--- Records for processing ---
►
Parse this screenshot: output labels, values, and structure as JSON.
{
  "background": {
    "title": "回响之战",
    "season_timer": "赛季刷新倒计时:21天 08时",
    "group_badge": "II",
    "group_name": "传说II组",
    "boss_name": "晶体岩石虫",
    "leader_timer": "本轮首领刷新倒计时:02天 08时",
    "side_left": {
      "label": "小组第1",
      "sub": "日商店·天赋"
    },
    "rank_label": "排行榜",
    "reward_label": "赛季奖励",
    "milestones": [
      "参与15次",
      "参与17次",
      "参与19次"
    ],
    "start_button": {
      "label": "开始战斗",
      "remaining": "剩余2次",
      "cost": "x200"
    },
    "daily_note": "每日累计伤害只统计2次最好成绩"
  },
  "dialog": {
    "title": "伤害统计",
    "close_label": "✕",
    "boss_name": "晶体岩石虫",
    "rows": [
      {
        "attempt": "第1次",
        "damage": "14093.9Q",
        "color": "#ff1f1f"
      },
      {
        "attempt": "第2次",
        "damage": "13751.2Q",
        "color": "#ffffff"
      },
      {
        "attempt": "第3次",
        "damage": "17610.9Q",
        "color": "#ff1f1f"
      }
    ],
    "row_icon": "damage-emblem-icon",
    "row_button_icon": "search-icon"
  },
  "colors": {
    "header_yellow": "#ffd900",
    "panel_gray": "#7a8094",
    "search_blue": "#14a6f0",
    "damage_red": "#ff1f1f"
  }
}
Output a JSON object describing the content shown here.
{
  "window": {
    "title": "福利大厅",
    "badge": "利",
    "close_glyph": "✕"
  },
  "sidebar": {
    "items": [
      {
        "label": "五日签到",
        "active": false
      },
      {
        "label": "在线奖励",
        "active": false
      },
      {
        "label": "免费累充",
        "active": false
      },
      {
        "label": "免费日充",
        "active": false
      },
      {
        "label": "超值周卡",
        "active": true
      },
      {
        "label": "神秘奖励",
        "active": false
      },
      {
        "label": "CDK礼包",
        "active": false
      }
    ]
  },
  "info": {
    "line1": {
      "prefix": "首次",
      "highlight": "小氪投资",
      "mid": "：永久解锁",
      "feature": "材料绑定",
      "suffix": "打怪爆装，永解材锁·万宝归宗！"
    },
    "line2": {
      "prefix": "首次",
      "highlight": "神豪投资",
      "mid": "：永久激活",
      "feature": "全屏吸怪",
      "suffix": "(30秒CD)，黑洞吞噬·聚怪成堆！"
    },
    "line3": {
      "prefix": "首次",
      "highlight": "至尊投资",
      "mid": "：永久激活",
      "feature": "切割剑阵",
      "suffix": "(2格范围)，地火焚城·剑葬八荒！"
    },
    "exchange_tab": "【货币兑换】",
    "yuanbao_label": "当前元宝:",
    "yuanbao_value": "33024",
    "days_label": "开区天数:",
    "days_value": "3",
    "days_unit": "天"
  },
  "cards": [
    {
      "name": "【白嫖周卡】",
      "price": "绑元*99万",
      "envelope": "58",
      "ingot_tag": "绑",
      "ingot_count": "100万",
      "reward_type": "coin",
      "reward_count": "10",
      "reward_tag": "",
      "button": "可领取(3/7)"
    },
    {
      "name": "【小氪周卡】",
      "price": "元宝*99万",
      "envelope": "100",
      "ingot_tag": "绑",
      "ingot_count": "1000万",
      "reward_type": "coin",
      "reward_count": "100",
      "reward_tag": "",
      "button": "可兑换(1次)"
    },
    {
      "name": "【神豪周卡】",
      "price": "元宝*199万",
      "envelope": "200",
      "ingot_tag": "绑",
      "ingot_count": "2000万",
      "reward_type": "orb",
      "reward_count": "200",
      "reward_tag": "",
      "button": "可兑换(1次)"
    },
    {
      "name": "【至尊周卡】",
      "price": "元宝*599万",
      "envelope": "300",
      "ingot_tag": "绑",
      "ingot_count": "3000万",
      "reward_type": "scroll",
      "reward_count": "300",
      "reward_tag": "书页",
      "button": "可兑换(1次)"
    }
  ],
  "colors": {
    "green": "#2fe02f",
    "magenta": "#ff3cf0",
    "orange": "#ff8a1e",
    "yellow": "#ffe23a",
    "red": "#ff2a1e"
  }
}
◄
--- Set task ---
Write out the records above again, keeping each one identical to the original.

--- Response to the task ---
Parse this screenshot: output labels, values, and structure as JSON.
{
  "background": {
    "title": "回响之战",
    "season_timer": "赛季刷新倒计时:21天 08时",
    "group_badge": "II",
    "group_name": "传说II组",
    "boss_name": "晶体岩石虫",
    "leader_timer": "本轮首领刷新倒计时:02天 08时",
    "side_left": {
      "label": "小组第1",
      "sub": "日商店·天赋"
    },
    "rank_label": "排行榜",
    "reward_label": "赛季奖励",
    "milestones": [
      "参与15次",
      "参与17次",
      "参与19次"
    ],
    "start_button": {
      "label": "开始战斗",
      "remaining": "剩余2次",
      "cost": "x200"
    },
    "daily_note": "每日累计伤害只统计2次最好成绩"
  },
  "dialog": {
    "title": "伤害统计",
    "close_label": "✕",
    "boss_name": "晶体岩石虫",
    "rows": [
      {
        "attempt": "第1次",
        "damage": "14093.9Q",
        "color": "#ff1f1f"
      },
      {
        "attempt": "第2次",
        "damage": "13751.2Q",
        "color": "#ffffff"
      },
      {
        "attempt": "第3次",
        "damage": "17610.9Q",
        "color": "#ff1f1f"
      }
    ],
    "row_icon": "damage-emblem-icon",
    "row_button_icon": "search-icon"
  },
  "colors": {
    "header_yellow": "#ffd900",
    "panel_gray": "#7a8094",
    "search_blue": "#14a6f0",
    "damage_red": "#ff1f1f"
  }
}
Output a JSON object describing the content shown here.
{
  "window": {
    "title": "福利大厅",
    "badge": "利",
    "close_glyph": "✕"
  },
  "sidebar": {
    "items": [
      {
        "label": "五日签到",
        "active": false
      },
      {
        "label": "在线奖励",
        "active": false
      },
      {
        "label": "免费累充",
        "active": false
      },
      {
        "label": "免费日充",
        "active": false
      },
      {
        "label": "超值周卡",
        "active": true
      },
      {
        "label": "神秘奖励",
        "active": false
      },
      {
        "label": "CDK礼包",
        "active": false
      }
    ]
  },
  "info": {
    "line1": {
      "prefix": "首次",
      "highlight": "小氪投资",
      "mid": "：永久解锁",
      "feature": "材料绑定",
      "suffix": "打怪爆装，永解材锁·万宝归宗！"
    },
    "line2": {
      "prefix": "首次",
      "highlight": "神豪投资",
      "mid": "：永久激活",
      "feature": "全屏吸怪",
      "suffix": "(30秒CD)，黑洞吞噬·聚怪成堆！"
    },
    "line3": {
      "prefix": "首次",
      "highlight": "至尊投资",
      "mid": "：永久激活",
      "feature": "切割剑阵",
      "suffix": "(2格范围)，地火焚城·剑葬八荒！"
    },
    "exchange_tab": "【货币兑换】",
    "yuanbao_label": "当前元宝:",
    "yuanbao_value": "33024",
    "days_label": "开区天数:",
    "days_value": "3",
    "days_unit": "天"
  },
  "cards": [
    {
      "name": "【白嫖周卡】",
      "price": "绑元*99万",
      "envelope": "58",
      "ingot_tag": "绑",
      "ingot_count": "100万",
      "reward_type": "coin",
      "reward_count": "10",
      "reward_tag": "",
      "button": "可领取(3/7)"
    },
    {
      "name": "【小氪周卡】",
      "price": "元宝*99万",
      "envelope": "100",
      "ingot_tag": "绑",
      "ingot_count": "1000万",
      "reward_type": "coin",
      "reward_count": "100",
      "reward_tag": "",
      "button": "可兑换(1次)"
    },
    {
      "name": "【神豪周卡】",
      "price": "元宝*199万",
      "envelope": "200",
      "ingot_tag": "绑",
      "ingot_count": "2000万",
      "reward_type": "orb",
      "reward_count": "200",
      "reward_tag": "",
      "button": "可兑换(1次)"
    },
    {
      "name": "【至尊周卡】",
      "price": "元宝*599万",
      "envelope": "300",
      "ingot_tag": "绑",
      "ingot_count": "3000万",
      "reward_type": "scroll",
      "reward_count": "300",
      "reward_tag": "书页",
      "button": "可兑换(1次)"
    }
  ],
  "colors": {
    "green": "#2fe02f",
    "magenta": "#ff3cf0",
    "orange": "#ff8a1e",
    "yellow": "#ffe23a",
    "red": "#ff2a1e"
  }
}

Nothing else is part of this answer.